==== Data for this task

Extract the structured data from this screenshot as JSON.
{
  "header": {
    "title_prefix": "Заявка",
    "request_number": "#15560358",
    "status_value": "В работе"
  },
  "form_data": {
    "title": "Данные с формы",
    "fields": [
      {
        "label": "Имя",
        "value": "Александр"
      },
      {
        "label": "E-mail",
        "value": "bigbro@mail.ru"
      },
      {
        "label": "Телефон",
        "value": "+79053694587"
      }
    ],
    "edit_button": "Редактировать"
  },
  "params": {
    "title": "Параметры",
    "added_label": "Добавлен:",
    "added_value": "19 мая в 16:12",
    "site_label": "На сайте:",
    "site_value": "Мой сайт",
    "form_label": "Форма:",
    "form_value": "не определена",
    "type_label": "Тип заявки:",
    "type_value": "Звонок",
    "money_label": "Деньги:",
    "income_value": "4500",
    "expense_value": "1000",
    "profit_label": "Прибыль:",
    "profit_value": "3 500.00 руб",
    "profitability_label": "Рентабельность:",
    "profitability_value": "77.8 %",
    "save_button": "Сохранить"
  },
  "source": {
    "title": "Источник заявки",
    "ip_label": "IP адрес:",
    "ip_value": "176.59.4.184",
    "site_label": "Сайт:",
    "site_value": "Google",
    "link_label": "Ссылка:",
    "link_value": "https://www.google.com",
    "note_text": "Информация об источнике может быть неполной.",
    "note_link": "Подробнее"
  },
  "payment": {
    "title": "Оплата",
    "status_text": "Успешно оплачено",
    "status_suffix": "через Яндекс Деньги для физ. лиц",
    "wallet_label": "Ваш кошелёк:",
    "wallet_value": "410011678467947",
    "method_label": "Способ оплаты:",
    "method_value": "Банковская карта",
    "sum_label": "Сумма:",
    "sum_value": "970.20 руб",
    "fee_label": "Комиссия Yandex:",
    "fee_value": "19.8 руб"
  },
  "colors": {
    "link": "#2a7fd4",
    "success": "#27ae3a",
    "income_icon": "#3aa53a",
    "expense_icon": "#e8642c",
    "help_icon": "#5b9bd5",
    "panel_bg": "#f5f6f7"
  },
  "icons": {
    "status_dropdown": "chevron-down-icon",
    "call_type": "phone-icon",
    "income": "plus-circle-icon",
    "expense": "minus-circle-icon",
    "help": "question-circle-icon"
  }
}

========

**Exercise task:** Restate each record exactly as written.

**Result of this task:**
Extract the structured data from this screenshot as JSON.
{
  "header": {
    "title_prefix": "Заявка",
    "request_number": "#15560358",
    "status_value": "В работе"
  },
  "form_data": {
    "title": "Данные с формы",
    "fields": [
      {
        "label": "Имя",
        "value": "Александр"
      },
      {
        "label": "E-mail",
        "value": "bigbro@mail.ru"
      },
      {
        "label": "Телефон",
        "value": "+79053694587"
      }
    ],
    "edit_button": "Редактировать"
  },
  "params": {
    "title": "Параметры",
    "added_label": "Добавлен:",
    "added_value": "19 мая в 16:12",
    "site_label": "На сайте:",
    "site_value": "Мой сайт",
    "form_label": "Форма:",
    "form_value": "не определена",
    "type_label": "Тип заявки:",
    "type_value": "Звонок",
    "money_label": "Деньги:",
    "income_value": "4500",
    "expense_value": "1000",
    "profit_label": "Прибыль:",
    "profit_value": "3 500.00 руб",
    "profitability_label": "Рентабельность:",
    "profitability_value": "77.8 %",
    "save_button": "Сохранить"
  },
  "source": {
    "title": "Источник заявки",
    "ip_label": "IP адрес:",
    "ip_value": "176.59.4.184",
    "site_label": "Сайт:",
    "site_value": "Google",
    "link_label": "Ссылка:",
    "link_value": "https://www.google.com",
    "note_text": "Информация об источнике может быть неполной.",
    "note_link": "Подробнее"
  },
  "payment": {
    "title": "Оплата",
    "status_text": "Успешно оплачено",
    "status_suffix": "через Яндекс Деньги для физ. лиц",
    "wallet_label": "Ваш кошелёк:",
    "wallet_value": "410011678467947",
    "method_label": "Способ оплаты:",
    "method_value": "Банковская карта",
    "sum_label": "Сумма:",
    "sum_value": "970.20 руб",
    "fee_label": "Комиссия Yandex:",
    "fee_value": "19.8 руб"
  },
  "colors": {
    "link": "#2a7fd4",
    "success": "#27ae3a",
    "income_icon": "#3aa53a",
    "expense_icon": "#e8642c",
    "help_icon": "#5b9bd5",
    "panel_bg": "#f5f6f7"
  },
  "icons": {
    "status_dropdown": "chevron-down-icon",
    "call_type": "phone-icon",
    "income": "plus-circle-icon",
    "expense": "minus-circle-icon",
    "help": "question-circle-icon"
  }
}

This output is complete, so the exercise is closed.